• What you have to do: From the listing, collect all lines containing the word "полугода".

--- begin Dataset records ---

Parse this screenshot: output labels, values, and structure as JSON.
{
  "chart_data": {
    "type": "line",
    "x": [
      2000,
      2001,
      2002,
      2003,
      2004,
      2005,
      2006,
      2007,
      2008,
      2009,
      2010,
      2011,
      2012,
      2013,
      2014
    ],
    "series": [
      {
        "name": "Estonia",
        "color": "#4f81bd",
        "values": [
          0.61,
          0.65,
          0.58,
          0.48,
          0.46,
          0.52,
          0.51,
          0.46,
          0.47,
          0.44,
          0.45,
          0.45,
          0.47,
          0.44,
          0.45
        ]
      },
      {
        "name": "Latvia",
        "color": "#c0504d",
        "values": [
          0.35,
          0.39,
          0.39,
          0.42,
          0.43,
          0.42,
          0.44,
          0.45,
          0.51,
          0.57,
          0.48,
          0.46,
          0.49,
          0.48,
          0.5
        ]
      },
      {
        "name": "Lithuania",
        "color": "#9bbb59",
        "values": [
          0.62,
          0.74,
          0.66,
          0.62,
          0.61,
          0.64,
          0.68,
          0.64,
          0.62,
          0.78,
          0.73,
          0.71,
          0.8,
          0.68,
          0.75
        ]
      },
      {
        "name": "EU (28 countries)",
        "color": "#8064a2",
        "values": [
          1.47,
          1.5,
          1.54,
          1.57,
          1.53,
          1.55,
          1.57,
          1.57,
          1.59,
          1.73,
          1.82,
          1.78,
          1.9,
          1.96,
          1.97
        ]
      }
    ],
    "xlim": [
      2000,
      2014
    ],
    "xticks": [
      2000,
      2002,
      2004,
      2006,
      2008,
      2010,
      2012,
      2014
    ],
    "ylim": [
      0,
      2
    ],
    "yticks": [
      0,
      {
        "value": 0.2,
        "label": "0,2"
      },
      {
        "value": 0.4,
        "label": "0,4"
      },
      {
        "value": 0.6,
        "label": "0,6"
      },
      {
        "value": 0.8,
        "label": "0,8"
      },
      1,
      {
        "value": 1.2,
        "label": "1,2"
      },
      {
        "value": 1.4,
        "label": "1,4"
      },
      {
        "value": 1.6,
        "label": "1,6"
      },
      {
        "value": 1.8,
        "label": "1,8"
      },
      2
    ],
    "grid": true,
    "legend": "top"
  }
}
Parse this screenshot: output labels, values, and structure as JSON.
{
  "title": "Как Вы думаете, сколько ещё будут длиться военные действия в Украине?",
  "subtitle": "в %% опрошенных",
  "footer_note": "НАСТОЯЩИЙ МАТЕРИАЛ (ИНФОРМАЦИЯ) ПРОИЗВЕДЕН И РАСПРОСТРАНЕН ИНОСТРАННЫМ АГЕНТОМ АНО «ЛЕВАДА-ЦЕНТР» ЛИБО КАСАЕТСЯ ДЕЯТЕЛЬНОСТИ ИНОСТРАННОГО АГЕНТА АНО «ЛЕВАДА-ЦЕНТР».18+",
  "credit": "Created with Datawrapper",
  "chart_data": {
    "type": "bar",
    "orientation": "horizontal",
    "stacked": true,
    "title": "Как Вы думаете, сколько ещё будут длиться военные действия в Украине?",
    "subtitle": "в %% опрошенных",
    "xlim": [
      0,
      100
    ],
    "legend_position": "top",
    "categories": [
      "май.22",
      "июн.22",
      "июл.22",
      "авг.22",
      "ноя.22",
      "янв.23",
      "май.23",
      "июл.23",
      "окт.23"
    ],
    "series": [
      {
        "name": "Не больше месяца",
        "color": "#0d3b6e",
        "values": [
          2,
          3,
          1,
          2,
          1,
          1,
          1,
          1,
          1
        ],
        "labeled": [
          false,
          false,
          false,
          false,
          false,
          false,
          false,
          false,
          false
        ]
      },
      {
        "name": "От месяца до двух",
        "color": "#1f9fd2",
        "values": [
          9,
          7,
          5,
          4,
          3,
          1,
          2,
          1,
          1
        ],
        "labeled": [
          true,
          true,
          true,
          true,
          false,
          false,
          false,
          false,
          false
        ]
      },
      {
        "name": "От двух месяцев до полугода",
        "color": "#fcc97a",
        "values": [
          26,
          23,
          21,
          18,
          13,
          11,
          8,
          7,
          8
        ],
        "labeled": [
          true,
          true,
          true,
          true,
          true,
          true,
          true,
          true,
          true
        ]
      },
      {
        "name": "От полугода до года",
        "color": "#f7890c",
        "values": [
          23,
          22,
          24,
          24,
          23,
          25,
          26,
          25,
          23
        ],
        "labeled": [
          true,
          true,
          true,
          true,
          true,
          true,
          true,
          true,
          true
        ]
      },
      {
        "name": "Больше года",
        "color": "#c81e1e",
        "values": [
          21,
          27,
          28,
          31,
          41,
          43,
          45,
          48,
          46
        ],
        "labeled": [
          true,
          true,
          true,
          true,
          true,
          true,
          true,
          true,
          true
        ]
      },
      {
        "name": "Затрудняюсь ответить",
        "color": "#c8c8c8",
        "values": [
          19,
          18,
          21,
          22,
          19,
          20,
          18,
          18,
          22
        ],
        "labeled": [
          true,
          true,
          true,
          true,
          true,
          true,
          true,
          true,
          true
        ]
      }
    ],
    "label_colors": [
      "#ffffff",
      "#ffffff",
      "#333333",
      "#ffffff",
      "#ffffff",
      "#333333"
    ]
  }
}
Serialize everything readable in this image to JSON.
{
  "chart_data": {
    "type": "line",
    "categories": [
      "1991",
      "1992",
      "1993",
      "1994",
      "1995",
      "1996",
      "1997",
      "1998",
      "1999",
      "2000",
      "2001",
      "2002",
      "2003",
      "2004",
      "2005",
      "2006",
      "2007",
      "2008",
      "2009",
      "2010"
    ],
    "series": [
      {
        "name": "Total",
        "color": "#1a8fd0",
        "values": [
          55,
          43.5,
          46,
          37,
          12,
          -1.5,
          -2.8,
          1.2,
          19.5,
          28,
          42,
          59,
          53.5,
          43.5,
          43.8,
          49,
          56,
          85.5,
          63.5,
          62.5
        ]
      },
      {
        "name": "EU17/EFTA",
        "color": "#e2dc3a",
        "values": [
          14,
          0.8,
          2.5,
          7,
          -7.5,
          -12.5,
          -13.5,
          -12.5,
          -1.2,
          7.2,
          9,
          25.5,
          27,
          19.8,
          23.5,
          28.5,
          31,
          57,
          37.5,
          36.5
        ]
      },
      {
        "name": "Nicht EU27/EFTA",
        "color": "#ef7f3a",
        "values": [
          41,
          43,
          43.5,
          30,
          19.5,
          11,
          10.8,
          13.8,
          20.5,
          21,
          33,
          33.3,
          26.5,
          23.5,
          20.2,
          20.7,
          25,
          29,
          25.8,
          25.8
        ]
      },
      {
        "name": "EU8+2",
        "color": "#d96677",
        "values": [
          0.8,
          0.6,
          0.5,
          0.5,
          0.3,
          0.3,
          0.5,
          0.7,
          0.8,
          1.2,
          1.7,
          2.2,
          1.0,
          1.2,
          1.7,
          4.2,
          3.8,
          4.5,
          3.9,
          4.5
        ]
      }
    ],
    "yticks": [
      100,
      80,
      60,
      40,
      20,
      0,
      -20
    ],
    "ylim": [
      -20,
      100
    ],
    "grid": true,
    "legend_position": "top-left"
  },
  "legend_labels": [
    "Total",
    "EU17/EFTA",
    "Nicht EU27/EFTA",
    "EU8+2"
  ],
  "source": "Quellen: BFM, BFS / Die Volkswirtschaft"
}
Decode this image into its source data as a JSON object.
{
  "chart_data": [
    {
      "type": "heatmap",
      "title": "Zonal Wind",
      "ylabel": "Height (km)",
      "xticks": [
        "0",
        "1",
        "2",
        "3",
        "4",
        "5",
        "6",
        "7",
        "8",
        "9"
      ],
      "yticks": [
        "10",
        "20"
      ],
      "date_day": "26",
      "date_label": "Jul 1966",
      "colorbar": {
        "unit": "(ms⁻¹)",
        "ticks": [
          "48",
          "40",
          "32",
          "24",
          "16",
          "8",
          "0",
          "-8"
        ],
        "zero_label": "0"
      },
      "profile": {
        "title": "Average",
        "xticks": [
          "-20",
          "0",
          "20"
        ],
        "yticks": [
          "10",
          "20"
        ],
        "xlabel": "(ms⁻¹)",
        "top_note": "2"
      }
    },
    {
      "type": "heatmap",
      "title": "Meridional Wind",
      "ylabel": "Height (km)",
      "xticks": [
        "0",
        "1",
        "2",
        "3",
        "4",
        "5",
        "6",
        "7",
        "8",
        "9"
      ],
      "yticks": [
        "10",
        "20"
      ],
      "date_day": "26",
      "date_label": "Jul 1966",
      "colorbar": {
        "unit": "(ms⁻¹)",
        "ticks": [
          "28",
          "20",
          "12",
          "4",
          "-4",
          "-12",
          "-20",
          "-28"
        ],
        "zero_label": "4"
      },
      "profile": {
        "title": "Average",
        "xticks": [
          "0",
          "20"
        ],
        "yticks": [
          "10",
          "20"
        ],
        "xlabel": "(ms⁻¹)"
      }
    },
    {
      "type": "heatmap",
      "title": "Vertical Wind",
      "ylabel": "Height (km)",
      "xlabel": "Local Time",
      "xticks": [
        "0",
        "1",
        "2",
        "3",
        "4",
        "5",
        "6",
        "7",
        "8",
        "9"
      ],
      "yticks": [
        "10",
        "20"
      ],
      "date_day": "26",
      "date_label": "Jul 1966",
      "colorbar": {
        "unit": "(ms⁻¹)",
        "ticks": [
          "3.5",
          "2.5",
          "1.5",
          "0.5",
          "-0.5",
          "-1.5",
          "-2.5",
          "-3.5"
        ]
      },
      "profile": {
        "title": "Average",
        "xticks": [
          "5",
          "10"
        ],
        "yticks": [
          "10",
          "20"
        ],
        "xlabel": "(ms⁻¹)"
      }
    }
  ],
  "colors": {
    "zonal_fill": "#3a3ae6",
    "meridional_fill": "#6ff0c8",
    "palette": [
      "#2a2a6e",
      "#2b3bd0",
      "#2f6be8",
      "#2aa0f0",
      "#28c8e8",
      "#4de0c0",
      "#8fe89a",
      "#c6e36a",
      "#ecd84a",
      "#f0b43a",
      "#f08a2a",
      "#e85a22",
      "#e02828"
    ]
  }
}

--- end Dataset records ---

• Task answer:
        "name": "От двух месяцев до полугода",
        "name": "От полугода до года",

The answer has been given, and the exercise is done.